##### EXTRACTED MATERIAL

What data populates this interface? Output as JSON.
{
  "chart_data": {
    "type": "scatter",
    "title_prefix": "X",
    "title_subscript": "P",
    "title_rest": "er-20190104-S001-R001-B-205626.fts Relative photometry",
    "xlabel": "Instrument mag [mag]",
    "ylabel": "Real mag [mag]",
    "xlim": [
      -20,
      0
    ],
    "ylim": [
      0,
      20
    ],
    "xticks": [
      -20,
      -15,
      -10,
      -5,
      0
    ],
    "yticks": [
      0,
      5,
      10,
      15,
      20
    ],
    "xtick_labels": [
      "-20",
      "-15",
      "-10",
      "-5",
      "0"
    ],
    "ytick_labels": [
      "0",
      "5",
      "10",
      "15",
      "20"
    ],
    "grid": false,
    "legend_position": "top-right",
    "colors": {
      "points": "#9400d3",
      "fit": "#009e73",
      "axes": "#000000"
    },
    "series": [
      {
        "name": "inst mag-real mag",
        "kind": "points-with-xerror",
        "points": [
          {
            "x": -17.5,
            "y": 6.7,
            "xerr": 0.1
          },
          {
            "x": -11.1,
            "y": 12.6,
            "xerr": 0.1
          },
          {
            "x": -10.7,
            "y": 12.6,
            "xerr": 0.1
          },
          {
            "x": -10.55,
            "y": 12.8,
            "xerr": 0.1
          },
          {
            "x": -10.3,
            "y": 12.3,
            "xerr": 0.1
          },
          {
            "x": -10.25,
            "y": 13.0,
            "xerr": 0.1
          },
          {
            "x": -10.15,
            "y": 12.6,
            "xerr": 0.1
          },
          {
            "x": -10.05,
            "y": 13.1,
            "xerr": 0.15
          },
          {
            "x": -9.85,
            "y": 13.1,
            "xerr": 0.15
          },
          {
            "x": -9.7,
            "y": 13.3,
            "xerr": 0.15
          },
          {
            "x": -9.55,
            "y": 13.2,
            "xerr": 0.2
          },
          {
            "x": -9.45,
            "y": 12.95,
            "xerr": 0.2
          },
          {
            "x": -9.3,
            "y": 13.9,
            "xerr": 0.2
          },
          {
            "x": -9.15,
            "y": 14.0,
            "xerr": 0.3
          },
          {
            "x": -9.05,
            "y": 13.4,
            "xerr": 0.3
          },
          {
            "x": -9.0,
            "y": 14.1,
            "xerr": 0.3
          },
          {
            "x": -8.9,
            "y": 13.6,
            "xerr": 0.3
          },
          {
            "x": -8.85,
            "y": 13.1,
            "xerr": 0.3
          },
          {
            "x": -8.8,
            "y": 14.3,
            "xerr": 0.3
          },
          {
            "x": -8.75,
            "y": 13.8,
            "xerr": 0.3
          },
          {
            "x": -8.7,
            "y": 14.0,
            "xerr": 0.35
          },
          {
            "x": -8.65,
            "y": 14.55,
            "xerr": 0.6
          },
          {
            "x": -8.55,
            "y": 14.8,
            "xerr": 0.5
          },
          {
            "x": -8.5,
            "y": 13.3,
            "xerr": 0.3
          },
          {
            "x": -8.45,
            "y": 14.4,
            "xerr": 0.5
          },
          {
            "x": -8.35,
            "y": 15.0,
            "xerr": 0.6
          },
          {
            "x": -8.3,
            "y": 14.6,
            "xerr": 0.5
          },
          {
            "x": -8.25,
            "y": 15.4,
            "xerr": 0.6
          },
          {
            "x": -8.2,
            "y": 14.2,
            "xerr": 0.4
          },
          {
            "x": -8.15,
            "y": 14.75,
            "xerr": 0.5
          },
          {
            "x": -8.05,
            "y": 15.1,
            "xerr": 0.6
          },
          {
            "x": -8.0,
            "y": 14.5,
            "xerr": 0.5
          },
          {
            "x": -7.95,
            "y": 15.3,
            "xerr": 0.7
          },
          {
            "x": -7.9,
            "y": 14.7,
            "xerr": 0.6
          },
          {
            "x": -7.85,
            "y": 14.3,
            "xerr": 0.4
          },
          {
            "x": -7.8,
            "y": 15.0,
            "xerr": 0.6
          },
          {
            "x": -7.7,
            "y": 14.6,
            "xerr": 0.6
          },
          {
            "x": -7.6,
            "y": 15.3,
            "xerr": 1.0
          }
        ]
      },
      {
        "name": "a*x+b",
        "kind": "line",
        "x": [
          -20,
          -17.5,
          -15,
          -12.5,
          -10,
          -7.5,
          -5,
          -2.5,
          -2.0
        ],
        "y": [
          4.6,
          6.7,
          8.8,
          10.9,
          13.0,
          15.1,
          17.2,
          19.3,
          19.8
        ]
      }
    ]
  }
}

##########

**EXERCISE**
Reproduce the full listing above, character for character.

**ANSWER**
What data populates this interface? Output as JSON.
{
  "chart_data": {
    "type": "scatter",
    "title_prefix": "X",
    "title_subscript": "P",
    "title_rest": "er-20190104-S001-R001-B-205626.fts Relative photometry",
    "xlabel": "Instrument mag [mag]",
    "ylabel": "Real mag [mag]",
    "xlim": [
      -20,
      0
    ],
    "ylim": [
      0,
      20
    ],
    "xticks": [
      -20,
      -15,
      -10,
      -5,
      0
    ],
    "yticks": [
      0,
      5,
      10,
      15,
      20
    ],
    "xtick_labels": [
      "-20",
      "-15",
      "-10",
      "-5",
      "0"
    ],
    "ytick_labels": [
      "0",
      "5",
      "10",
      "15",
      "20"
    ],
    "grid": false,
    "legend_position": "top-right",
    "colors": {
      "points": "#9400d3",
      "fit": "#009e73",
      "axes": "#000000"
    },
    "series": [
      {
        "name": "inst mag-real mag",
        "kind": "points-with-xerror",
        "points": [
          {
            "x": -17.5,
            "y": 6.7,
            "xerr": 0.1
          },
          {
            "x": -11.1,
            "y": 12.6,
            "xerr": 0.1
          },
          {
            "x": -10.7,
            "y": 12.6,
            "xerr": 0.1
          },
          {
            "x": -10.55,
            "y": 12.8,
            "xerr": 0.1
          },
          {
            "x": -10.3,
            "y": 12.3,
            "xerr": 0.1
          },
          {
            "x": -10.25,
            "y": 13.0,
            "xerr": 0.1
          },
          {
            "x": -10.15,
            "y": 12.6,
            "xerr": 0.1
          },
          {
            "x": -10.05,
            "y": 13.1,
            "xerr": 0.15
          },
          {
            "x": -9.85,
            "y": 13.1,
            "xerr": 0.15
          },
          {
            "x": -9.7,
            "y": 13.3,
            "xerr": 0.15
          },
          {
            "x": -9.55,
            "y": 13.2,
            "xerr": 0.2
          },
          {
            "x": -9.45,
            "y": 12.95,
            "xerr": 0.2
          },
          {
            "x": -9.3,
            "y": 13.9,
            "xerr": 0.2
          },
          {
            "x": -9.15,
            "y": 14.0,
            "xerr": 0.3
          },
          {
            "x": -9.05,
            "y": 13.4,
            "xerr": 0.3
          },
          {
            "x": -9.0,
            "y": 14.1,
            "xerr": 0.3
          },
          {
            "x": -8.9,
            "y": 13.6,
            "xerr": 0.3
          },
          {
            "x": -8.85,
            "y": 13.1,
            "xerr": 0.3
          },
          {
            "x": -8.8,
            "y": 14.3,
            "xerr": 0.3
          },
          {
            "x": -8.75,
            "y": 13.8,
            "xerr": 0.3
          },
          {
            "x": -8.7,
            "y": 14.0,
            "xerr": 0.35
          },
          {
            "x": -8.65,
            "y": 14.55,
            "xerr": 0.6
          },
          {
            "x": -8.55,
            "y": 14.8,
            "xerr": 0.5
          },
          {
            "x": -8.5,
            "y": 13.3,
            "xerr": 0.3
          },
          {
            "x": -8.45,
            "y": 14.4,
            "xerr": 0.5
          },
          {
            "x": -8.35,
            "y": 15.0,
            "xerr": 0.6
          },
          {
            "x": -8.3,
            "y": 14.6,
            "xerr": 0.5
          },
          {
            "x": -8.25,
            "y": 15.4,
            "xerr": 0.6
          },
          {
            "x": -8.2,
            "y": 14.2,
            "xerr": 0.4
          },
          {
            "x": -8.15,
            "y": 14.75,
            "xerr": 0.5
          },
          {
            "x": -8.05,
            "y": 15.1,
            "xerr": 0.6
          },
          {
            "x": -8.0,
            "y": 14.5,
            "xerr": 0.5
          },
          {
            "x": -7.95,
            "y": 15.3,
            "xerr": 0.7
          },
          {
            "x": -7.9,
            "y": 14.7,
            "xerr": 0.6
          },
          {
            "x": -7.85,
            "y": 14.3,
            "xerr": 0.4
          },
          {
            "x": -7.8,
            "y": 15.0,
            "xerr": 0.6
          },
          {
            "x": -7.7,
            "y": 14.6,
            "xerr": 0.6
          },
          {
            "x": -7.6,
            "y": 15.3,
            "xerr": 1.0
          }
        ]
      },
      {
        "name": "a*x+b",
        "kind": "line",
        "x": [
          -20,
          -17.5,
          -15,
          -12.5,
          -10,
          -7.5,
          -5,
          -2.5,
          -2.0
        ],
        "y": [
          4.6,
          6.7,
          8.8,
          10.9,
          13.0,
          15.1,
          17.2,
          19.3,
          19.8
        ]
      }
    ]
  }
}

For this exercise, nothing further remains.